[TO BE DONE]: Reproduce all of the data word for word.

[RECORDS SUPPLIED]:
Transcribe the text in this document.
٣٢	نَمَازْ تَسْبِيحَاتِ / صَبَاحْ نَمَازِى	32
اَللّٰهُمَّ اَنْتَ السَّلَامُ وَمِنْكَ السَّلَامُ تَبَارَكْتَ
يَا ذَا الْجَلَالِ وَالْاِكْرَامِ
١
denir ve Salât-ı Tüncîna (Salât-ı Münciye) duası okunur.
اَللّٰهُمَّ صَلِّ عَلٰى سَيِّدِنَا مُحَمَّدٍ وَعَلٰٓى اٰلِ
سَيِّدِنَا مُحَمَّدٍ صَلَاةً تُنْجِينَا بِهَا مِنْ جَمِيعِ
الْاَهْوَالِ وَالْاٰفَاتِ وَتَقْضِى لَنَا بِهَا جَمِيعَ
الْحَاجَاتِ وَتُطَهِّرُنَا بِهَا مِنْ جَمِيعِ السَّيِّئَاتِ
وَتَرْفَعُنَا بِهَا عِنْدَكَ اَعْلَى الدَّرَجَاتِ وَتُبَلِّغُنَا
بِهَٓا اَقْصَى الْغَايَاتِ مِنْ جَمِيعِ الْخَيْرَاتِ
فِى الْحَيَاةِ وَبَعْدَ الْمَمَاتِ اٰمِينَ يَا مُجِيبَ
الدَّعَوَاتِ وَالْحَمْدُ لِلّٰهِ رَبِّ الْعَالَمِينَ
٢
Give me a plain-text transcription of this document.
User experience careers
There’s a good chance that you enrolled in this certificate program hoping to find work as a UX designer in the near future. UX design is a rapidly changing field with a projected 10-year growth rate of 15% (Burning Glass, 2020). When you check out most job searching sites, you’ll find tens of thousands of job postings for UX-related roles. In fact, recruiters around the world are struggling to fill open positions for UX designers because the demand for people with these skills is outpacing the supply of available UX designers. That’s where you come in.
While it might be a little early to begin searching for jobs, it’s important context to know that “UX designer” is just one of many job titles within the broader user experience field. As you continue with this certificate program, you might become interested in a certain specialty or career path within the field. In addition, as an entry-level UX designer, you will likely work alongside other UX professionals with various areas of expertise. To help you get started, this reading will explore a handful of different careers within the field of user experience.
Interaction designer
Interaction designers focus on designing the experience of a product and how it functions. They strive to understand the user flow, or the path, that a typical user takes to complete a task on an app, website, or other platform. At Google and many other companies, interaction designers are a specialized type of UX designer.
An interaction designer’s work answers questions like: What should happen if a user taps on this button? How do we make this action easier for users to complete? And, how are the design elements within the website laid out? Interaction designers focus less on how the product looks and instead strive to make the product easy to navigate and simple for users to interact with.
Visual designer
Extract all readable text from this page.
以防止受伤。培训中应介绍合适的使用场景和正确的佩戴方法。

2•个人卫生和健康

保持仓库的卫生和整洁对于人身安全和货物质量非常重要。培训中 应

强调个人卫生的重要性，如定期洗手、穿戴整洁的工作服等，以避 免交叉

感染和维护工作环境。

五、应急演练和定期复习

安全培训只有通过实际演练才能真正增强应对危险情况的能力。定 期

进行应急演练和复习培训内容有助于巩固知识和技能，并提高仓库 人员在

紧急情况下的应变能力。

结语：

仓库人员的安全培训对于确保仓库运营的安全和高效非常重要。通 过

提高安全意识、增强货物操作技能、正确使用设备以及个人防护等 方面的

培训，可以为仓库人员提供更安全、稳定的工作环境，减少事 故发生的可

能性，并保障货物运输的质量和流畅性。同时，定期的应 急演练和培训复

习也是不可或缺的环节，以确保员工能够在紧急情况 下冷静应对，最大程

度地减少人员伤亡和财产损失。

[ANSWER FOR THE TASK]:
Transcribe the text in this document.
٣٢	نَمَازْ تَسْبِيحَاتِ / صَبَاحْ نَمَازِى	32
اَللّٰهُمَّ اَنْتَ السَّلَامُ وَمِنْكَ السَّلَامُ تَبَارَكْتَ
يَا ذَا الْجَلَالِ وَالْاِكْرَامِ
١
denir ve Salât-ı Tüncîna (Salât-ı Münciye) duası okunur.
اَللّٰهُمَّ صَلِّ عَلٰى سَيِّدِنَا مُحَمَّدٍ وَعَلٰٓى اٰلِ
سَيِّدِنَا مُحَمَّدٍ صَلَاةً تُنْجِينَا بِهَا مِنْ جَمِيعِ
الْاَهْوَالِ وَالْاٰفَاتِ وَتَقْضِى لَنَا بِهَا جَمِيعَ
الْحَاجَاتِ وَتُطَهِّرُنَا بِهَا مِنْ جَمِيعِ السَّيِّئَاتِ
وَتَرْفَعُنَا بِهَا عِنْدَكَ اَعْلَى الدَّرَجَاتِ وَتُبَلِّغُنَا
بِهَٓا اَقْصَى الْغَايَاتِ مِنْ جَمِيعِ الْخَيْرَاتِ
فِى الْحَيَاةِ وَبَعْدَ الْمَمَاتِ اٰمِينَ يَا مُجِيبَ
الدَّعَوَاتِ وَالْحَمْدُ لِلّٰهِ رَبِّ الْعَالَمِينَ
٢
Give me a plain-text transcription of this document.
User experience careers
There’s a good chance that you enrolled in this certificate program hoping to find work as a UX designer in the near future. UX design is a rapidly changing field with a projected 10-year growth rate of 15% (Burning Glass, 2020). When you check out most job searching sites, you’ll find tens of thousands of job postings for UX-related roles. In fact, recruiters around the world are struggling to fill open positions for UX designers because the demand for people with these skills is outpacing the supply of available UX designers. That’s where you come in.
While it might be a little early to begin searching for jobs, it’s important context to know that “UX designer” is just one of many job titles within the broader user experience field. As you continue with this certificate program, you might become interested in a certain specialty or career path within the field. In addition, as an entry-level UX designer, you will likely work alongside other UX professionals with various areas of expertise. To help you get started, this reading will explore a handful of different careers within the field of user experience.
Interaction designer
Interaction designers focus on designing the experience of a product and how it functions. They strive to understand the user flow, or the path, that a typical user takes to complete a task on an app, website, or other platform. At Google and many other companies, interaction designers are a specialized type of UX designer.
An interaction designer’s work answers questions like: What should happen if a user taps on this button? How do we make this action easier for users to complete? And, how are the design elements within the website laid out? Interaction designers focus less on how the product looks and instead strive to make the product easy to navigate and simple for users to interact with.
Visual designer
Extract all readable text from this page.
以防止受伤。培训中应介绍合适的使用场景和正确的佩戴方法。

2•个人卫生和健康

保持仓库的卫生和整洁对于人身安全和货物质量非常重要。培训中 应

强调个人卫生的重要性，如定期洗手、穿戴整洁的工作服等，以避 免交叉

感染和维护工作环境。

五、应急演练和定期复习

安全培训只有通过实际演练才能真正增强应对危险情况的能力。定 期

进行应急演练和复习培训内容有助于巩固知识和技能，并提高仓库 人员在

紧急情况下的应变能力。

结语：

仓库人员的安全培训对于确保仓库运营的安全和高效非常重要。通 过

提高安全意识、增强货物操作技能、正确使用设备以及个人防护等 方面的

培训，可以为仓库人员提供更安全、稳定的工作环境，减少事 故发生的可

能性，并保障货物运输的质量和流畅性。同时，定期的应 急演练和培训复

习也是不可或缺的环节，以确保员工能够在紧急情况 下冷静应对，最大程

度地减少人员伤亡和财产损失。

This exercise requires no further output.